-- Start of Records supplied --

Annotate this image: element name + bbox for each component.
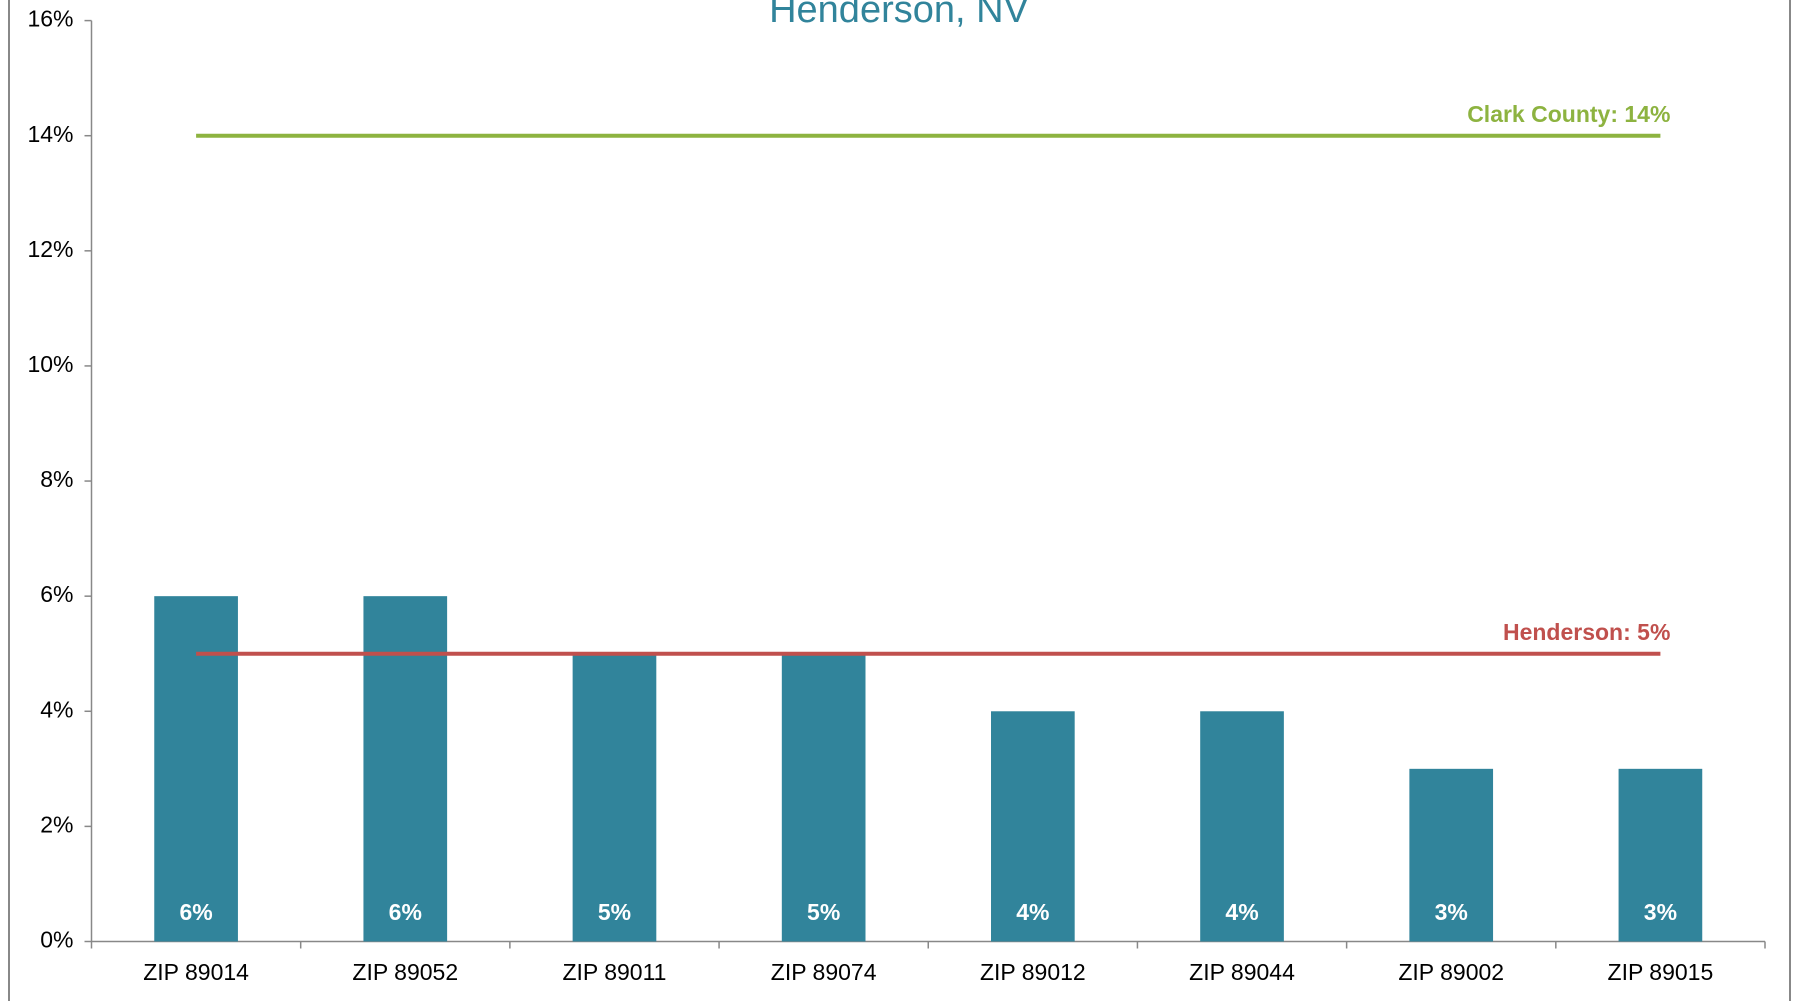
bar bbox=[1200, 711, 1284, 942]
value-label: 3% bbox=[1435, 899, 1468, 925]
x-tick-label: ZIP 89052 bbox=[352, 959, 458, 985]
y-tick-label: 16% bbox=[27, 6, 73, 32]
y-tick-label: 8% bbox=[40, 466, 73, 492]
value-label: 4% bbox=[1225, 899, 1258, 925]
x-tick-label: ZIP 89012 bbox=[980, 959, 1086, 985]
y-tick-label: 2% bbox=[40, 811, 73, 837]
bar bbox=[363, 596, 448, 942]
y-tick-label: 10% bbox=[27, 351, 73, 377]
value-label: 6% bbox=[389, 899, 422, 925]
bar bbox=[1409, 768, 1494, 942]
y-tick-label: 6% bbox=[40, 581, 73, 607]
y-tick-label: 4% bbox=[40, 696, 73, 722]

-- End of Records supplied --

What to do. Put the lines of the material starting at the line that contains "bar bbox=[1200, 711, 1284, 942]" and ending at the line that contains "bar bbox=[1409, 768, 1494, 942]", both included, into a Markdown table with the columns Row and Entry. Number each line in Row and leave out blank lines.

Task output.
| Row | Entry |
|---|---|
| 1 | bar bbox=[1200, 711, 1284, 942] |
| 2 | value-label: 3% bbox=[1435, 899, 1468, 925] |
| 3 | x-tick-label: ZIP 89052 bbox=[352, 959, 458, 985] |
| 4 | y-tick-label: 16% bbox=[27, 6, 73, 32] |
| 5 | y-tick-label: 8% bbox=[40, 466, 73, 492] |
| 6 | value-label: 4% bbox=[1225, 899, 1258, 925] |
| 7 | x-tick-label: ZIP 89012 bbox=[980, 959, 1086, 985] |
| 8 | y-tick-label: 2% bbox=[40, 811, 73, 837] |
| 9 | bar bbox=[363, 596, 448, 942] |
| 10 | y-tick-label: 10% bbox=[27, 351, 73, 377] |
| 11 | value-label: 6% bbox=[389, 899, 422, 925] |
| 12 | bar bbox=[1409, 768, 1494, 942] |